▶ **TASK TO COMPLETE**
Repeat the listing below in full, exactly as it stands.

─── RECORDS ───

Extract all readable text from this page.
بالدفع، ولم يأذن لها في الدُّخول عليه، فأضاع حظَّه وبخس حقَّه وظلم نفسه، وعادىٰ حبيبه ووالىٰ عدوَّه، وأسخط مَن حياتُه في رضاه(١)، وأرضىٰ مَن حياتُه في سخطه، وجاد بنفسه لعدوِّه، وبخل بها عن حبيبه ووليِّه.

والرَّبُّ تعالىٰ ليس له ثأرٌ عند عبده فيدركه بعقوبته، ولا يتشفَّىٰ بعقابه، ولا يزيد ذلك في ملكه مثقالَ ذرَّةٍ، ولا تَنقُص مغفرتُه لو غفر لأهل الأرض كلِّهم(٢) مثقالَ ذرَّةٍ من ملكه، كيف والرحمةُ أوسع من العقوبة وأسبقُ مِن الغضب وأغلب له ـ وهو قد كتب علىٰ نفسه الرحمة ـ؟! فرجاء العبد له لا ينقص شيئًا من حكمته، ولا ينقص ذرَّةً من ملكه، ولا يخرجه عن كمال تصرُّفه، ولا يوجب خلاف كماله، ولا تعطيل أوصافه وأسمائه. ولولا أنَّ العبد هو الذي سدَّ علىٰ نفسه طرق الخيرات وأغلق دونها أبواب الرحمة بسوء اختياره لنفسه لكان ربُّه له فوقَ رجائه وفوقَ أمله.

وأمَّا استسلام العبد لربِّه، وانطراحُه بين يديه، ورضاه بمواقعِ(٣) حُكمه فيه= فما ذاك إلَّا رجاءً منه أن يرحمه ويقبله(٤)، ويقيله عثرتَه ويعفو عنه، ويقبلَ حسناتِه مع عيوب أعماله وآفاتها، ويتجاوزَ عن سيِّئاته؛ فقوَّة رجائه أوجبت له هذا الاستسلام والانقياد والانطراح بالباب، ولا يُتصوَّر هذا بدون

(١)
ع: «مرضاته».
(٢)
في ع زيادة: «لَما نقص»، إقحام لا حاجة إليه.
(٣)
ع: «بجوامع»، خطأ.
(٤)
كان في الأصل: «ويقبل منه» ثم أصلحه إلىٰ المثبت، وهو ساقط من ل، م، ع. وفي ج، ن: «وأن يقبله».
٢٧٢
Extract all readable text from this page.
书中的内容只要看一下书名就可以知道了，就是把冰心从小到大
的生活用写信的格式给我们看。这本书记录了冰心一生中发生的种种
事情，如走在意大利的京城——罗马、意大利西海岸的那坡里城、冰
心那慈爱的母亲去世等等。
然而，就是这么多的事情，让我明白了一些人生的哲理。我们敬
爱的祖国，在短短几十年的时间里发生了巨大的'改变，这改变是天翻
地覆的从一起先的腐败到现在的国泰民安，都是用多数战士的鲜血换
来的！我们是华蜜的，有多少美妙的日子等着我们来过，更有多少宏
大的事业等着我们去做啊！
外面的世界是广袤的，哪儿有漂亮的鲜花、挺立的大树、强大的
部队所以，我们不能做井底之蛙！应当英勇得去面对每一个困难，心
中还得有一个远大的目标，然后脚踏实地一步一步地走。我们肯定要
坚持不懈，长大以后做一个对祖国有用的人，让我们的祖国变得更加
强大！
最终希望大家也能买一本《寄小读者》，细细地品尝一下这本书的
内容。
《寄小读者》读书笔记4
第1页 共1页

───

▶ **REPLY**
Extract all readable text from this page.
بالدفع، ولم يأذن لها في الدُّخول عليه، فأضاع حظَّه وبخس حقَّه وظلم نفسه، وعادىٰ حبيبه ووالىٰ عدوَّه، وأسخط مَن حياتُه في رضاه(١)، وأرضىٰ مَن حياتُه في سخطه، وجاد بنفسه لعدوِّه، وبخل بها عن حبيبه ووليِّه.

والرَّبُّ تعالىٰ ليس له ثأرٌ عند عبده فيدركه بعقوبته، ولا يتشفَّىٰ بعقابه، ولا يزيد ذلك في ملكه مثقالَ ذرَّةٍ، ولا تَنقُص مغفرتُه لو غفر لأهل الأرض كلِّهم(٢) مثقالَ ذرَّةٍ من ملكه، كيف والرحمةُ أوسع من العقوبة وأسبقُ مِن الغضب وأغلب له ـ وهو قد كتب علىٰ نفسه الرحمة ـ؟! فرجاء العبد له لا ينقص شيئًا من حكمته، ولا ينقص ذرَّةً من ملكه، ولا يخرجه عن كمال تصرُّفه، ولا يوجب خلاف كماله، ولا تعطيل أوصافه وأسمائه. ولولا أنَّ العبد هو الذي سدَّ علىٰ نفسه طرق الخيرات وأغلق دونها أبواب الرحمة بسوء اختياره لنفسه لكان ربُّه له فوقَ رجائه وفوقَ أمله.

وأمَّا استسلام العبد لربِّه، وانطراحُه بين يديه، ورضاه بمواقعِ(٣) حُكمه فيه= فما ذاك إلَّا رجاءً منه أن يرحمه ويقبله(٤)، ويقيله عثرتَه ويعفو عنه، ويقبلَ حسناتِه مع عيوب أعماله وآفاتها، ويتجاوزَ عن سيِّئاته؛ فقوَّة رجائه أوجبت له هذا الاستسلام والانقياد والانطراح بالباب، ولا يُتصوَّر هذا بدون

(١)
ع: «مرضاته».
(٢)
في ع زيادة: «لَما نقص»، إقحام لا حاجة إليه.
(٣)
ع: «بجوامع»، خطأ.
(٤)
كان في الأصل: «ويقبل منه» ثم أصلحه إلىٰ المثبت، وهو ساقط من ل، م، ع. وفي ج، ن: «وأن يقبله».
٢٧٢
Extract all readable text from this page.
书中的内容只要看一下书名就可以知道了，就是把冰心从小到大
的生活用写信的格式给我们看。这本书记录了冰心一生中发生的种种
事情，如走在意大利的京城——罗马、意大利西海岸的那坡里城、冰
心那慈爱的母亲去世等等。
然而，就是这么多的事情，让我明白了一些人生的哲理。我们敬
爱的祖国，在短短几十年的时间里发生了巨大的'改变，这改变是天翻
地覆的从一起先的腐败到现在的国泰民安，都是用多数战士的鲜血换
来的！我们是华蜜的，有多少美妙的日子等着我们来过，更有多少宏
大的事业等着我们去做啊！
外面的世界是广袤的，哪儿有漂亮的鲜花、挺立的大树、强大的
部队所以，我们不能做井底之蛙！应当英勇得去面对每一个困难，心
中还得有一个远大的目标，然后脚踏实地一步一步地走。我们肯定要
坚持不懈，长大以后做一个对祖国有用的人，让我们的祖国变得更加
强大！
最终希望大家也能买一本《寄小读者》，细细地品尝一下这本书的
内容。
《寄小读者》读书笔记4
第1页 共1页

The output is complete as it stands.